> **GOAL**: Skip the pictures. Reproduce all other material exactly.

^^^^^^^^

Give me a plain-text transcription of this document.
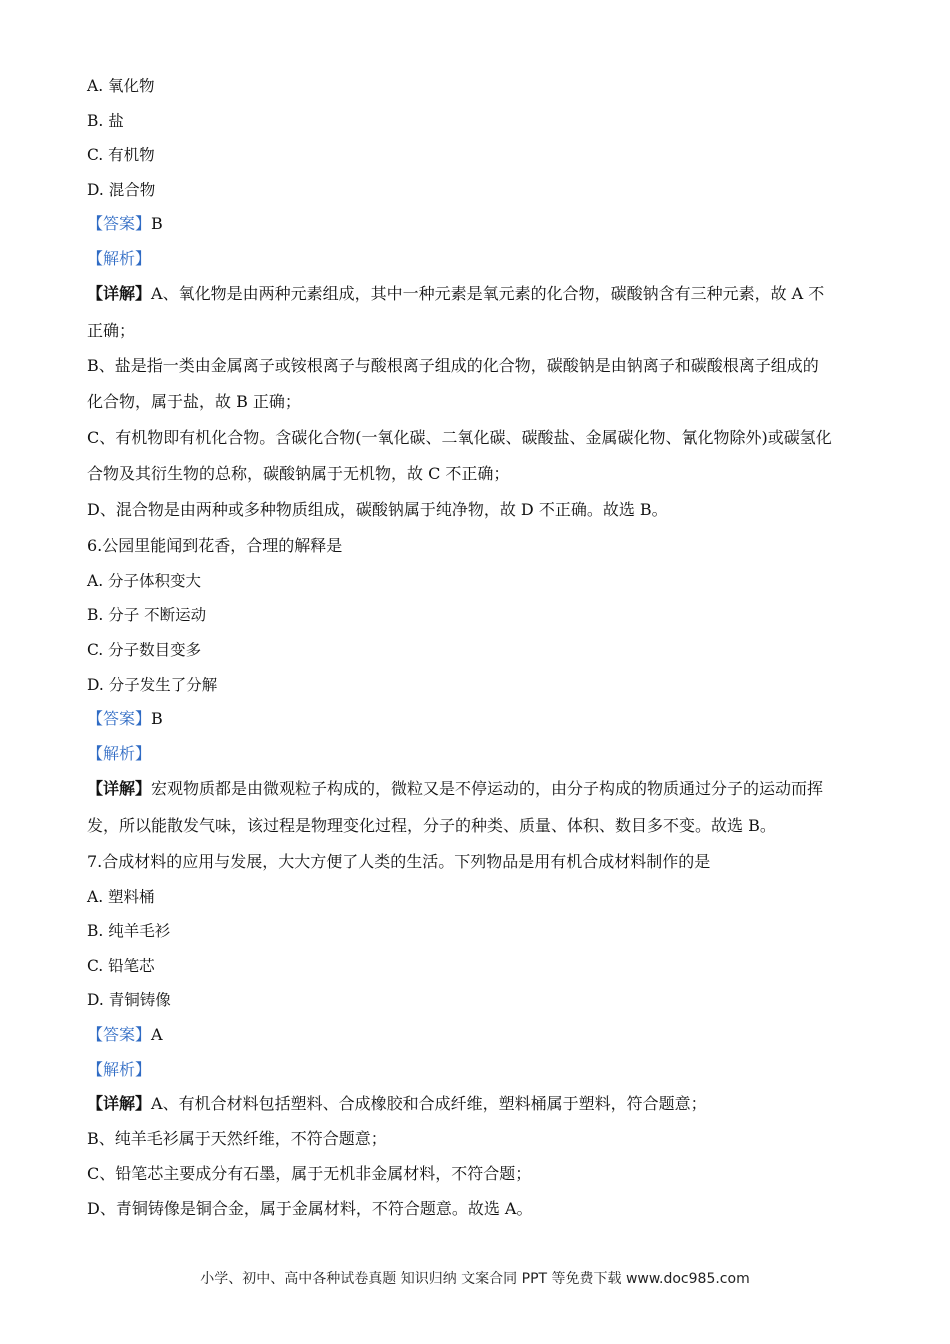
A. 氧化物
B. 盐
C. 有机物
D. 混合物
【答案】B
【解析】
【详解】A、氧化物是由两种元素组成，其中一种元素是氧元素的化合物，碳酸钠含有三种元素，故 A 不
正确；
B、盐是指一类由金属离子或铵根离子与酸根离子组成的化合物，碳酸钠是由钠离子和碳酸根离子组成的
化合物，属于盐，故 B 正确；
C、有机物即有机化合物。含碳化合物(一氧化碳、二氧化碳、碳酸盐、金属碳化物、氰化物除外)或碳氢化
合物及其衍生物的总称，碳酸钠属于无机物，故 C 不正确；
D、混合物是由两种或多种物质组成，碳酸钠属于纯净物，故 D 不正确。故选 B。
6.公园里能闻到花香，合理的解释是
A. 分子体积变大
B. 分子 不断运动
C. 分子数目变多
D. 分子发生了分解
【答案】B
【解析】
【详解】宏观物质都是由微观粒子构成的，微粒又是不停运动的，由分子构成的物质通过分子的运动而挥
发，所以能散发气味，该过程是物理变化过程，分子的种类、质量、体积、数目多不变。故选 B。
7.合成材料的应用与发展，大大方便了人类的生活。下列物品是用有机合成材料制作的是
A. 塑料桶
B. 纯羊毛衫
C. 铅笔芯
D. 青铜铸像
【答案】A
【解析】
【详解】A、有机合材料包括塑料、合成橡胶和合成纤维，塑料桶属于塑料，符合题意；
B、纯羊毛衫属于天然纤维，不符合题意；
C、铅笔芯主要成分有石墨，属于无机非金属材料，不符合题；
D、青铜铸像是铜合金，属于金属材料，不符合题意。故选 A。
小学、初中、高中各种试卷真题 知识归纳 文案合同 PPT 等免费下载 www.doc985.com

^^^^^^^^

> **WRITTEN RESPONSE**:
Give me a plain-text transcription of this document.
A. 氧化物
B. 盐
C. 有机物
D. 混合物
【答案】B
【解析】
【详解】A、氧化物是由两种元素组成，其中一种元素是氧元素的化合物，碳酸钠含有三种元素，故 A 不
正确；
B、盐是指一类由金属离子或铵根离子与酸根离子组成的化合物，碳酸钠是由钠离子和碳酸根离子组成的
化合物，属于盐，故 B 正确；
C、有机物即有机化合物。含碳化合物(一氧化碳、二氧化碳、碳酸盐、金属碳化物、氰化物除外)或碳氢化
合物及其衍生物的总称，碳酸钠属于无机物，故 C 不正确；
D、混合物是由两种或多种物质组成，碳酸钠属于纯净物，故 D 不正确。故选 B。
6.公园里能闻到花香，合理的解释是
A. 分子体积变大
B. 分子 不断运动
C. 分子数目变多
D. 分子发生了分解
【答案】B
【解析】
【详解】宏观物质都是由微观粒子构成的，微粒又是不停运动的，由分子构成的物质通过分子的运动而挥
发，所以能散发气味，该过程是物理变化过程，分子的种类、质量、体积、数目多不变。故选 B。
7.合成材料的应用与发展，大大方便了人类的生活。下列物品是用有机合成材料制作的是
A. 塑料桶
B. 纯羊毛衫
C. 铅笔芯
D. 青铜铸像
【答案】A
【解析】
【详解】A、有机合材料包括塑料、合成橡胶和合成纤维，塑料桶属于塑料，符合题意；
B、纯羊毛衫属于天然纤维，不符合题意；
C、铅笔芯主要成分有石墨，属于无机非金属材料，不符合题；
D、青铜铸像是铜合金，属于金属材料，不符合题意。故选 A。
小学、初中、高中各种试卷真题 知识归纳 文案合同 PPT 等免费下载 www.doc985.com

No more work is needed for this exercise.